Data listing

--------------------

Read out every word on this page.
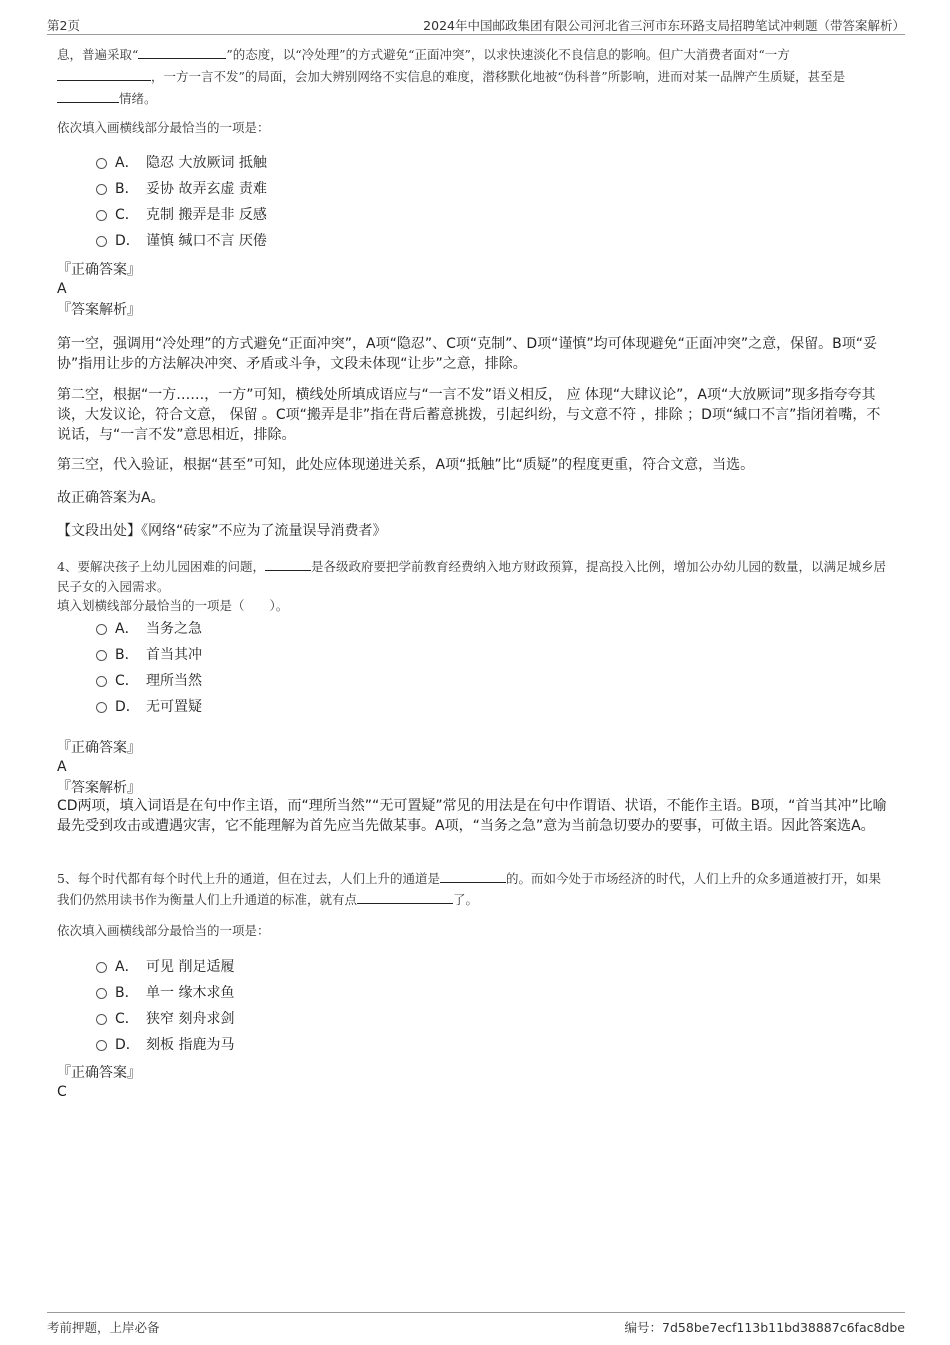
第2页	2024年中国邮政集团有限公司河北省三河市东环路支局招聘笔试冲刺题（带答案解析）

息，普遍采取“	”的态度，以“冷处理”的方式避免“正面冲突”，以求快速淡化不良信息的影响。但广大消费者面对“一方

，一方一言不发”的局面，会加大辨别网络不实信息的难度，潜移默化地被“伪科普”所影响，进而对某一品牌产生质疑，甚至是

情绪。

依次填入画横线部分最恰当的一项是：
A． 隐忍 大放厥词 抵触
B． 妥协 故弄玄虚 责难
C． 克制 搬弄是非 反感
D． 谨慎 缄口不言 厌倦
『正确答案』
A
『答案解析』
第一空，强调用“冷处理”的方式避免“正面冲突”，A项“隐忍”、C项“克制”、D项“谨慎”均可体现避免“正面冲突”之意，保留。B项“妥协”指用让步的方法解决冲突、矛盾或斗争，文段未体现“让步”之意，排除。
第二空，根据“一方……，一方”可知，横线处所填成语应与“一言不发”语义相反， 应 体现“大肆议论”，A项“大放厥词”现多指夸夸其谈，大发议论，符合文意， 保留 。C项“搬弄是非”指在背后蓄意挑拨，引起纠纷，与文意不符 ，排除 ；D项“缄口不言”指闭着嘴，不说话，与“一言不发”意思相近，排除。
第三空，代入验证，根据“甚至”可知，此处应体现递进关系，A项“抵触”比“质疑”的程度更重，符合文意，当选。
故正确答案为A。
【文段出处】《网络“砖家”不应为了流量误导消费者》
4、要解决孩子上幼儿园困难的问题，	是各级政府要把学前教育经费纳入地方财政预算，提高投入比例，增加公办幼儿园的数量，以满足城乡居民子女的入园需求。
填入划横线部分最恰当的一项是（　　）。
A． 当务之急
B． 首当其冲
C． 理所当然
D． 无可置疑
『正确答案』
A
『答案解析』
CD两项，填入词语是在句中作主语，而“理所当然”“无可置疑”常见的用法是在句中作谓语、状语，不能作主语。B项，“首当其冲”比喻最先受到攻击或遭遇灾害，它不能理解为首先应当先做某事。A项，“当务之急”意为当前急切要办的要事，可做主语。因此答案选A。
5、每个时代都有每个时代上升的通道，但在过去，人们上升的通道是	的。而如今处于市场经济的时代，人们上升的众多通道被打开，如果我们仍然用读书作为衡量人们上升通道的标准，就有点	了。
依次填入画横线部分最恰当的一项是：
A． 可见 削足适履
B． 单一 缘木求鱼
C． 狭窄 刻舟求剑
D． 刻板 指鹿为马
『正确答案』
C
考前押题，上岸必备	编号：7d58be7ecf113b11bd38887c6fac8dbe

--------------------

* **GIVEN REQUEST**: All of the data needs repeating exactly, but the pictures do not.

* **EXERCISE ANSWER**:
Read out every word on this page.
第2页	2024年中国邮政集团有限公司河北省三河市东环路支局招聘笔试冲刺题（带答案解析）

息，普遍采取“	”的态度，以“冷处理”的方式避免“正面冲突”，以求快速淡化不良信息的影响。但广大消费者面对“一方

，一方一言不发”的局面，会加大辨别网络不实信息的难度，潜移默化地被“伪科普”所影响，进而对某一品牌产生质疑，甚至是

情绪。

依次填入画横线部分最恰当的一项是：
A． 隐忍 大放厥词 抵触
B． 妥协 故弄玄虚 责难
C． 克制 搬弄是非 反感
D． 谨慎 缄口不言 厌倦
『正确答案』
A
『答案解析』
第一空，强调用“冷处理”的方式避免“正面冲突”，A项“隐忍”、C项“克制”、D项“谨慎”均可体现避免“正面冲突”之意，保留。B项“妥协”指用让步的方法解决冲突、矛盾或斗争，文段未体现“让步”之意，排除。
第二空，根据“一方……，一方”可知，横线处所填成语应与“一言不发”语义相反， 应 体现“大肆议论”，A项“大放厥词”现多指夸夸其谈，大发议论，符合文意， 保留 。C项“搬弄是非”指在背后蓄意挑拨，引起纠纷，与文意不符 ，排除 ；D项“缄口不言”指闭着嘴，不说话，与“一言不发”意思相近，排除。
第三空，代入验证，根据“甚至”可知，此处应体现递进关系，A项“抵触”比“质疑”的程度更重，符合文意，当选。
故正确答案为A。
【文段出处】《网络“砖家”不应为了流量误导消费者》
4、要解决孩子上幼儿园困难的问题，	是各级政府要把学前教育经费纳入地方财政预算，提高投入比例，增加公办幼儿园的数量，以满足城乡居民子女的入园需求。
填入划横线部分最恰当的一项是（　　）。
A． 当务之急
B． 首当其冲
C． 理所当然
D． 无可置疑
『正确答案』
A
『答案解析』
CD两项，填入词语是在句中作主语，而“理所当然”“无可置疑”常见的用法是在句中作谓语、状语，不能作主语。B项，“首当其冲”比喻最先受到攻击或遭遇灾害，它不能理解为首先应当先做某事。A项，“当务之急”意为当前急切要办的要事，可做主语。因此答案选A。
5、每个时代都有每个时代上升的通道，但在过去，人们上升的通道是	的。而如今处于市场经济的时代，人们上升的众多通道被打开，如果我们仍然用读书作为衡量人们上升通道的标准，就有点	了。
依次填入画横线部分最恰当的一项是：
A． 可见 削足适履
B． 单一 缘木求鱼
C． 狭窄 刻舟求剑
D． 刻板 指鹿为马
『正确答案』
C
考前押题，上岸必备	编号：7d58be7ecf113b11bd38887c6fac8dbe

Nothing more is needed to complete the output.